Start of Rows

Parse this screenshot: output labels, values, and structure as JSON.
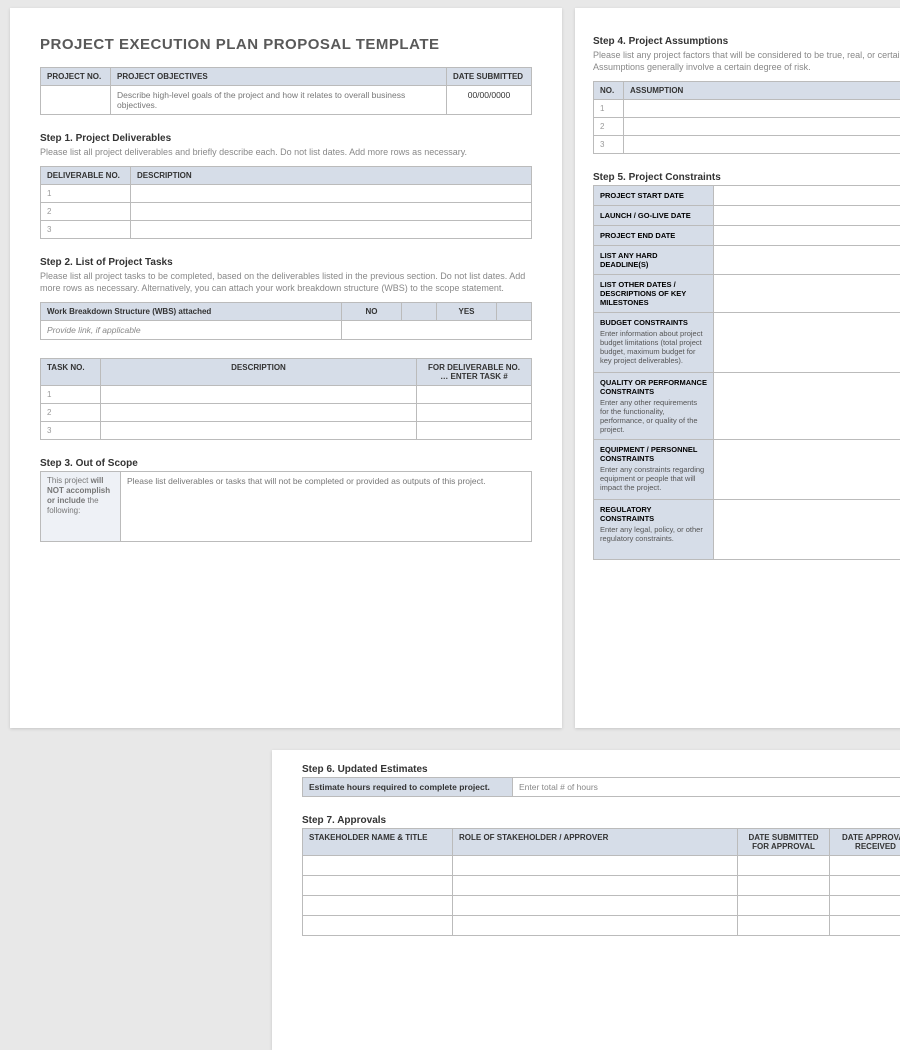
{
  "title": "PROJECT EXECUTION PLAN PROPOSAL TEMPLATE",
  "topTable": {
    "headers": [
      "PROJECT NO.",
      "PROJECT OBJECTIVES",
      "DATE SUBMITTED"
    ],
    "objectives": "Describe high-level goals of the project and how it relates to overall business objectives.",
    "date": "00/00/0000"
  },
  "step1": {
    "title": "Step 1. Project Deliverables",
    "desc": "Please list all project deliverables and briefly describe each. Do not list dates. Add more rows as necessary.",
    "headers": [
      "DELIVERABLE NO.",
      "DESCRIPTION"
    ],
    "rows": [
      "1",
      "2",
      "3"
    ]
  },
  "step2": {
    "title": "Step 2. List of Project Tasks",
    "desc": "Please list all project tasks to be completed, based on the deliverables listed in the previous section. Do not list dates. Add more rows as necessary. Alternatively, you can attach your work breakdown structure (WBS) to the scope statement.",
    "wbs": {
      "label": "Work Breakdown Structure (WBS) attached",
      "no": "NO",
      "yes": "YES",
      "link": "Provide link, if applicable"
    },
    "taskHeaders": [
      "TASK NO.",
      "DESCRIPTION",
      "FOR DELIVERABLE NO. … ENTER TASK #"
    ],
    "rows": [
      "1",
      "2",
      "3"
    ]
  },
  "step3": {
    "title": "Step 3. Out of Scope",
    "labelPrefix": "This project ",
    "labelBold": "will NOT accomplish or include",
    "labelSuffix": " the following:",
    "body": "Please list deliverables or tasks that will not be completed or provided as outputs of this project."
  },
  "step4": {
    "title": "Step 4. Project Assumptions",
    "desc": "Please list any project factors that will be considered to be true, real, or certain. Assumptions generally involve a certain degree of risk.",
    "headers": [
      "NO.",
      "ASSUMPTION"
    ],
    "rows": [
      "1",
      "2",
      "3"
    ]
  },
  "step5": {
    "title": "Step 5. Project Constraints",
    "rows": [
      {
        "label": "PROJECT START DATE",
        "sub": ""
      },
      {
        "label": "LAUNCH / GO-LIVE DATE",
        "sub": ""
      },
      {
        "label": "PROJECT END DATE",
        "sub": ""
      },
      {
        "label": "LIST ANY HARD DEADLINE(S)",
        "sub": ""
      },
      {
        "label": "LIST OTHER DATES / DESCRIPTIONS OF KEY MILESTONES",
        "sub": ""
      },
      {
        "label": "BUDGET CONSTRAINTS",
        "sub": "Enter information about project budget limitations (total project budget, maximum budget for key project deliverables)."
      },
      {
        "label": "QUALITY OR PERFORMANCE CONSTRAINTS",
        "sub": "Enter any other requirements for the functionality, performance, or quality of the project."
      },
      {
        "label": "EQUIPMENT / PERSONNEL CONSTRAINTS",
        "sub": "Enter any constraints regarding equipment or people that will impact the project."
      },
      {
        "label": "REGULATORY CONSTRAINTS",
        "sub": "Enter any legal, policy, or other regulatory constraints."
      }
    ]
  },
  "step6": {
    "title": "Step 6. Updated Estimates",
    "label": "Estimate hours required to complete project.",
    "placeholder": "Enter total # of hours"
  },
  "step7": {
    "title": "Step 7. Approvals",
    "headers": [
      "STAKEHOLDER NAME & TITLE",
      "ROLE OF STAKEHOLDER / APPROVER",
      "DATE SUBMITTED FOR APPROVAL",
      "DATE APPROVAL RECEIVED"
    ]
  }
}
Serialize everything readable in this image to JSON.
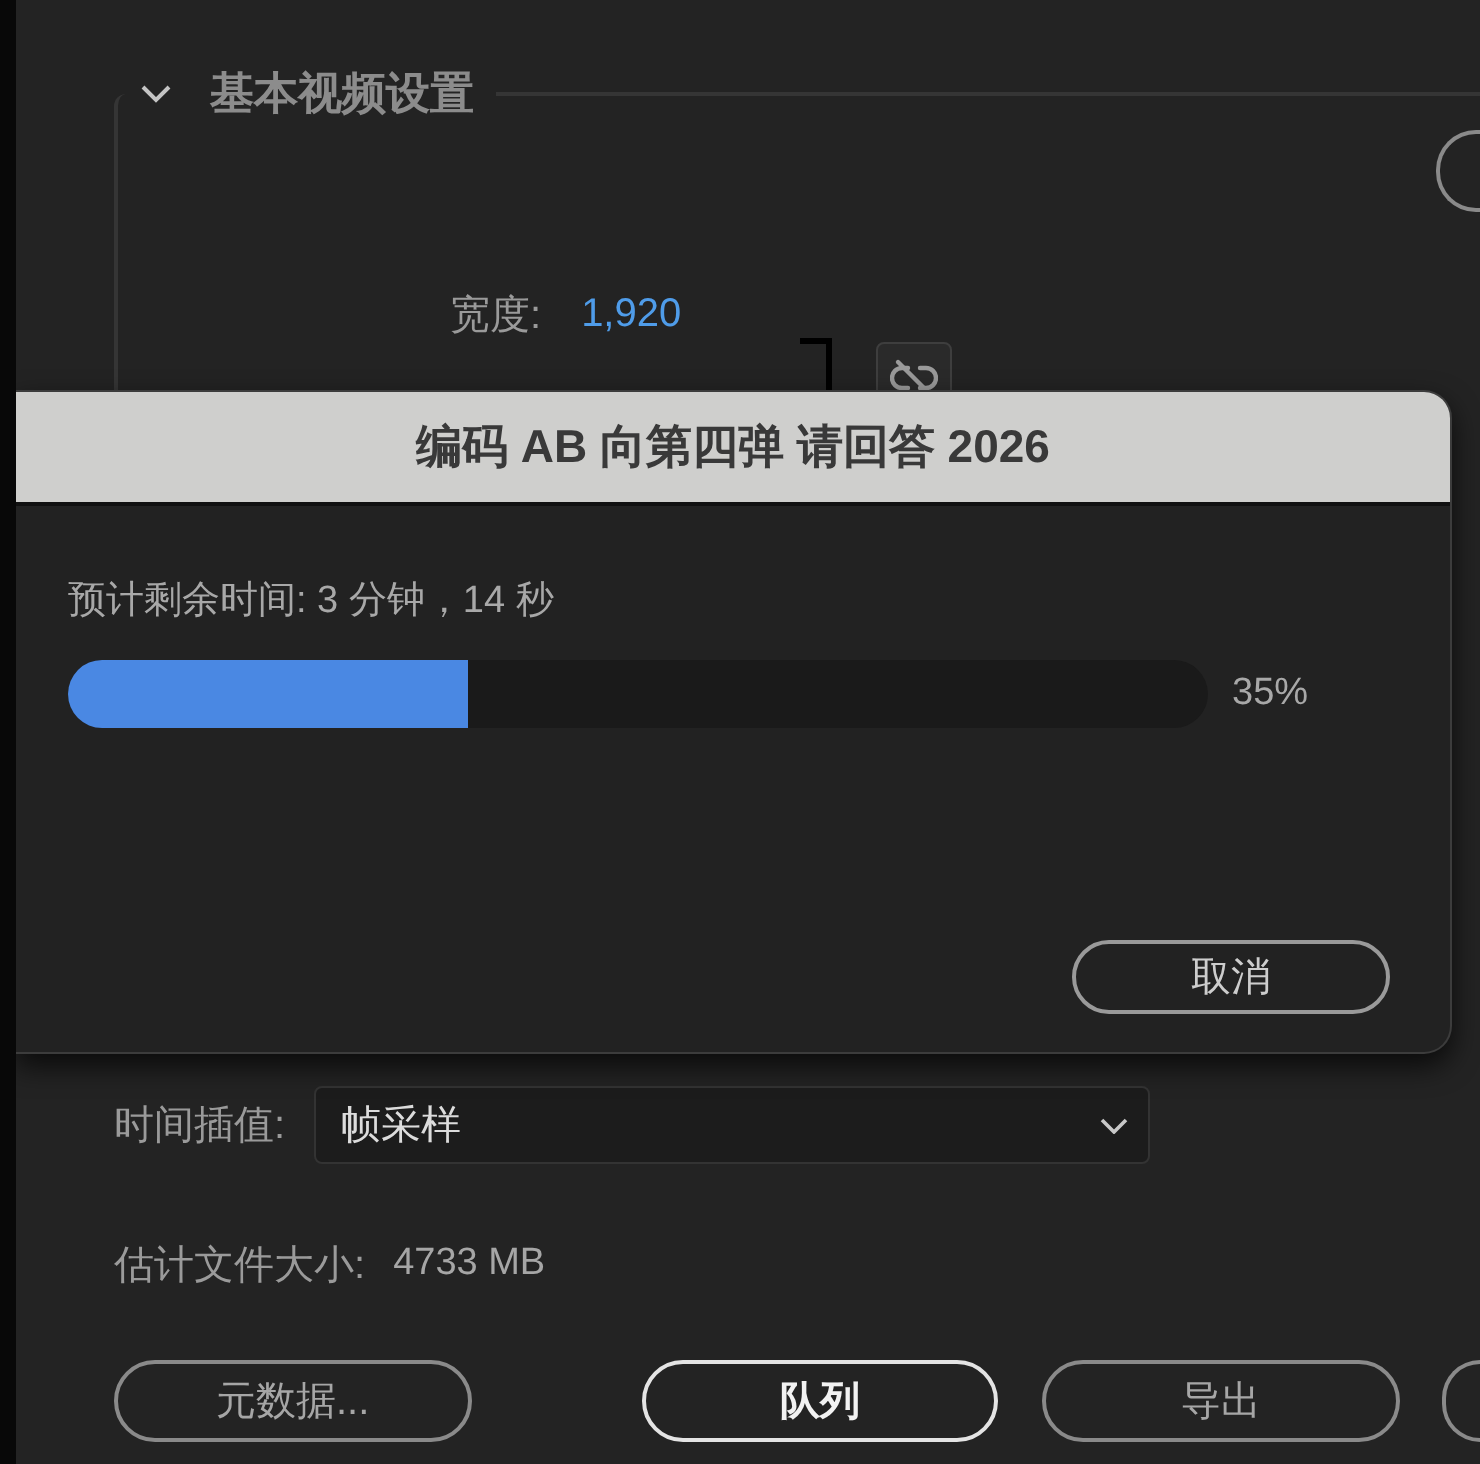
{
  "section": {
    "title": "基本视频设置",
    "expanded": true,
    "fields": [
      {
        "label": "宽度:",
        "value": "1,920"
      }
    ]
  },
  "dialog": {
    "title": "编码 AB 向第四弹 请回答 2026",
    "status": "预计剩余时间: 3 分钟，14 秒",
    "progress": {
      "level": 0.35,
      "reading": "35%"
    },
    "buttons": [
      {
        "label": "取消"
      }
    ]
  },
  "interpolation": {
    "label": "时间插值:",
    "value": "帧采样"
  },
  "file_size": {
    "label": "估计文件大小:",
    "value": "4733 MB"
  },
  "buttons": [
    {
      "label": "元数据...",
      "default": false
    },
    {
      "label": "队列",
      "default": true
    },
    {
      "label": "导出",
      "default": false
    }
  ]
}
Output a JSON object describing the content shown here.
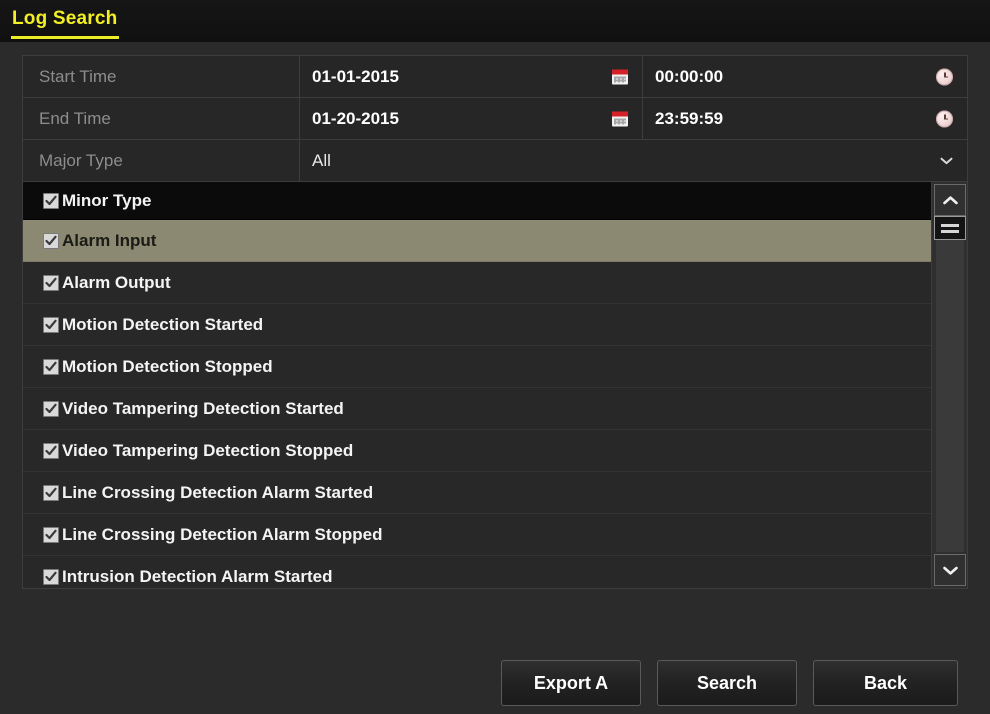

End of Rows

> _Problem to work on_:
Check every line of the data above for the string "completed", and copy those that have it.

> _The response_:
    "desc": "Please list all project tasks to be completed, based on the deliverables listed in the previous section. Do not list dates. Add more rows as necessary. Alternatively, you can attach your work breakdown structure (WBS) to the scope statement.",
    "body": "Please list deliverables or tasks that will not be completed or provided as outputs of this project."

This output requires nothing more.